## Record list
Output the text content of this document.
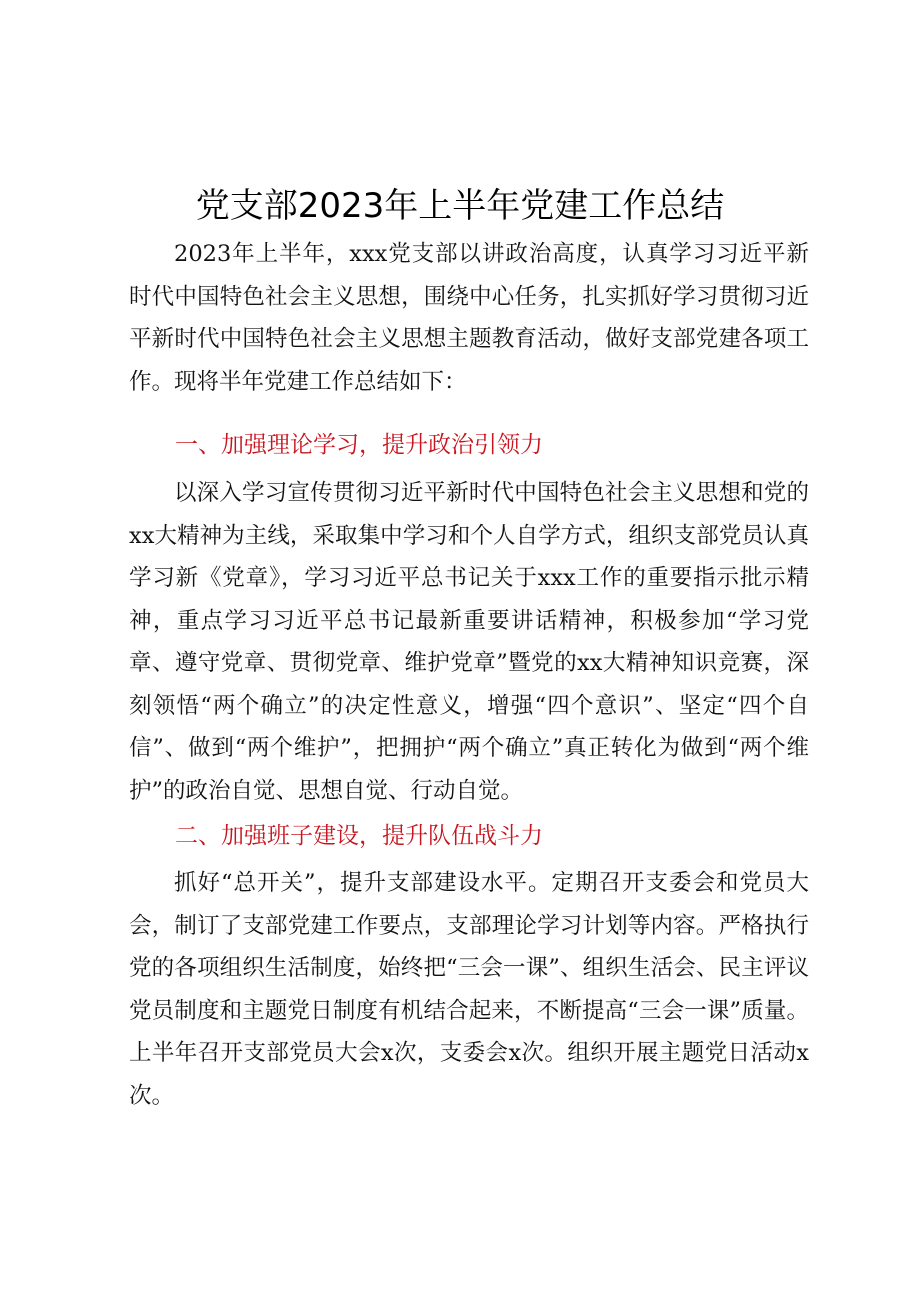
党支部2023年上半年党建工作总结

2023年上半年，xxx党支部以讲政治高度，认真学习习近平新时代中国特色社会主义思想，围绕中心任务，扎实抓好学习贯彻习近平新时代中国特色社会主义思想主题教育活动，做好支部党建各项工作。现将半年党建工作总结如下：

一、加强理论学习，提升政治引领力

以深入学习宣传贯彻习近平新时代中国特色社会主义思想和党的xx大精神为主线，采取集中学习和个人自学方式，组织支部党员认真学习新《党章》，学习习近平总书记关于xxx工作的重要指示批示精神，重点学习习近平总书记最新重要讲话精神，积极参加“学习党章、遵守党章、贯彻党章、维护党章”暨党的xx大精神知识竞赛，深刻领悟“两个确立”的决定性意义，增强“四个意识”、坚定“四个自信”、做到“两个维护”，把拥护“两个确立”真正转化为做到“两个维护”的政治自觉、思想自觉、行动自觉。

二、加强班子建设，提升队伍战斗力

抓好“总开关”，提升支部建设水平。定期召开支委会和党员大会，制订了支部党建工作要点，支部理论学习计划等内容。严格执行党的各项组织生活制度，始终把“三会一课”、组织生活会、民主评议党员制度和主题党日制度有机结合起来，不断提高“三会一课”质量。上半年召开支部党员大会x次，支委会x次。组织开展主题党日活动x次。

## Task
Exclude every picture and copy the remaining data exactly.

## Problem solution
Output the text content of this document.
党支部2023年上半年党建工作总结

2023年上半年，xxx党支部以讲政治高度，认真学习习近平新时代中国特色社会主义思想，围绕中心任务，扎实抓好学习贯彻习近平新时代中国特色社会主义思想主题教育活动，做好支部党建各项工作。现将半年党建工作总结如下：

一、加强理论学习，提升政治引领力

以深入学习宣传贯彻习近平新时代中国特色社会主义思想和党的xx大精神为主线，采取集中学习和个人自学方式，组织支部党员认真学习新《党章》，学习习近平总书记关于xxx工作的重要指示批示精神，重点学习习近平总书记最新重要讲话精神，积极参加“学习党章、遵守党章、贯彻党章、维护党章”暨党的xx大精神知识竞赛，深刻领悟“两个确立”的决定性意义，增强“四个意识”、坚定“四个自信”、做到“两个维护”，把拥护“两个确立”真正转化为做到“两个维护”的政治自觉、思想自觉、行动自觉。

二、加强班子建设，提升队伍战斗力

抓好“总开关”，提升支部建设水平。定期召开支委会和党员大会，制订了支部党建工作要点，支部理论学习计划等内容。严格执行党的各项组织生活制度，始终把“三会一课”、组织生活会、民主评议党员制度和主题党日制度有机结合起来，不断提高“三会一课”质量。上半年召开支部党员大会x次，支委会x次。组织开展主题党日活动x次。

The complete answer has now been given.